### Problem requirements:
Write out every single entry exactly.

[Begin Dataset extract]

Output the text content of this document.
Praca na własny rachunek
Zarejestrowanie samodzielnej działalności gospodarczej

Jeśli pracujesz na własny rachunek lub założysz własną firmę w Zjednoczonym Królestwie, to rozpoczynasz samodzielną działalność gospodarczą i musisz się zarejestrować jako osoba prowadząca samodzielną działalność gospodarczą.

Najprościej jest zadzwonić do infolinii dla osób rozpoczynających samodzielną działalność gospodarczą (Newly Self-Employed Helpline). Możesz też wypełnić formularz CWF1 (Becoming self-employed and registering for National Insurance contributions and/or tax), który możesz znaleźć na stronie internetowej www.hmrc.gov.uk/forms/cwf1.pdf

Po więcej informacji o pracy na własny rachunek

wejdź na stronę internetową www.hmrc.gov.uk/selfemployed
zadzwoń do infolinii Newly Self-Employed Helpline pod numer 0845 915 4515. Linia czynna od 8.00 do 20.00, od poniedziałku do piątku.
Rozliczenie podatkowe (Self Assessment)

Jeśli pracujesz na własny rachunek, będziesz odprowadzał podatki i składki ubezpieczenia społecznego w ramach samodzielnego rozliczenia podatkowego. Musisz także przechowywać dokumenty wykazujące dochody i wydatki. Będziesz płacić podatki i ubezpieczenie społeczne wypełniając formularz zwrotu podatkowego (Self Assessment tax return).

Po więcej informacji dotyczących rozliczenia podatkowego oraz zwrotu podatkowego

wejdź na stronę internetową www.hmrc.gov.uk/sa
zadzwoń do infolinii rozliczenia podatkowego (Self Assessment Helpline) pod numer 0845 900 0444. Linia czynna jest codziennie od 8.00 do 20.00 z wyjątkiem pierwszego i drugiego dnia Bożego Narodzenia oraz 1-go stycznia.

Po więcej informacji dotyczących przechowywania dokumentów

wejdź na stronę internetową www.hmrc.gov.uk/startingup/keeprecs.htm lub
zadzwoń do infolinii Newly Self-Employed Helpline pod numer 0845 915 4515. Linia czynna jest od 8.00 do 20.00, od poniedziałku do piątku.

[End Dataset extract]

### Worked answer:
Output the text content of this document.
Praca na własny rachunek
Zarejestrowanie samodzielnej działalności gospodarczej

Jeśli pracujesz na własny rachunek lub założysz własną firmę w Zjednoczonym Królestwie, to rozpoczynasz samodzielną działalność gospodarczą i musisz się zarejestrować jako osoba prowadząca samodzielną działalność gospodarczą.

Najprościej jest zadzwonić do infolinii dla osób rozpoczynających samodzielną działalność gospodarczą (Newly Self-Employed Helpline). Możesz też wypełnić formularz CWF1 (Becoming self-employed and registering for National Insurance contributions and/or tax), który możesz znaleźć na stronie internetowej www.hmrc.gov.uk/forms/cwf1.pdf

Po więcej informacji o pracy na własny rachunek

wejdź na stronę internetową www.hmrc.gov.uk/selfemployed
zadzwoń do infolinii Newly Self-Employed Helpline pod numer 0845 915 4515. Linia czynna od 8.00 do 20.00, od poniedziałku do piątku.
Rozliczenie podatkowe (Self Assessment)

Jeśli pracujesz na własny rachunek, będziesz odprowadzał podatki i składki ubezpieczenia społecznego w ramach samodzielnego rozliczenia podatkowego. Musisz także przechowywać dokumenty wykazujące dochody i wydatki. Będziesz płacić podatki i ubezpieczenie społeczne wypełniając formularz zwrotu podatkowego (Self Assessment tax return).

Po więcej informacji dotyczących rozliczenia podatkowego oraz zwrotu podatkowego

wejdź na stronę internetową www.hmrc.gov.uk/sa
zadzwoń do infolinii rozliczenia podatkowego (Self Assessment Helpline) pod numer 0845 900 0444. Linia czynna jest codziennie od 8.00 do 20.00 z wyjątkiem pierwszego i drugiego dnia Bożego Narodzenia oraz 1-go stycznia.

Po więcej informacji dotyczących przechowywania dokumentów

wejdź na stronę internetową www.hmrc.gov.uk/startingup/keeprecs.htm lub
zadzwoń do infolinii Newly Self-Employed Helpline pod numer 0845 915 4515. Linia czynna jest od 8.00 do 20.00, od poniedziałku do piątku.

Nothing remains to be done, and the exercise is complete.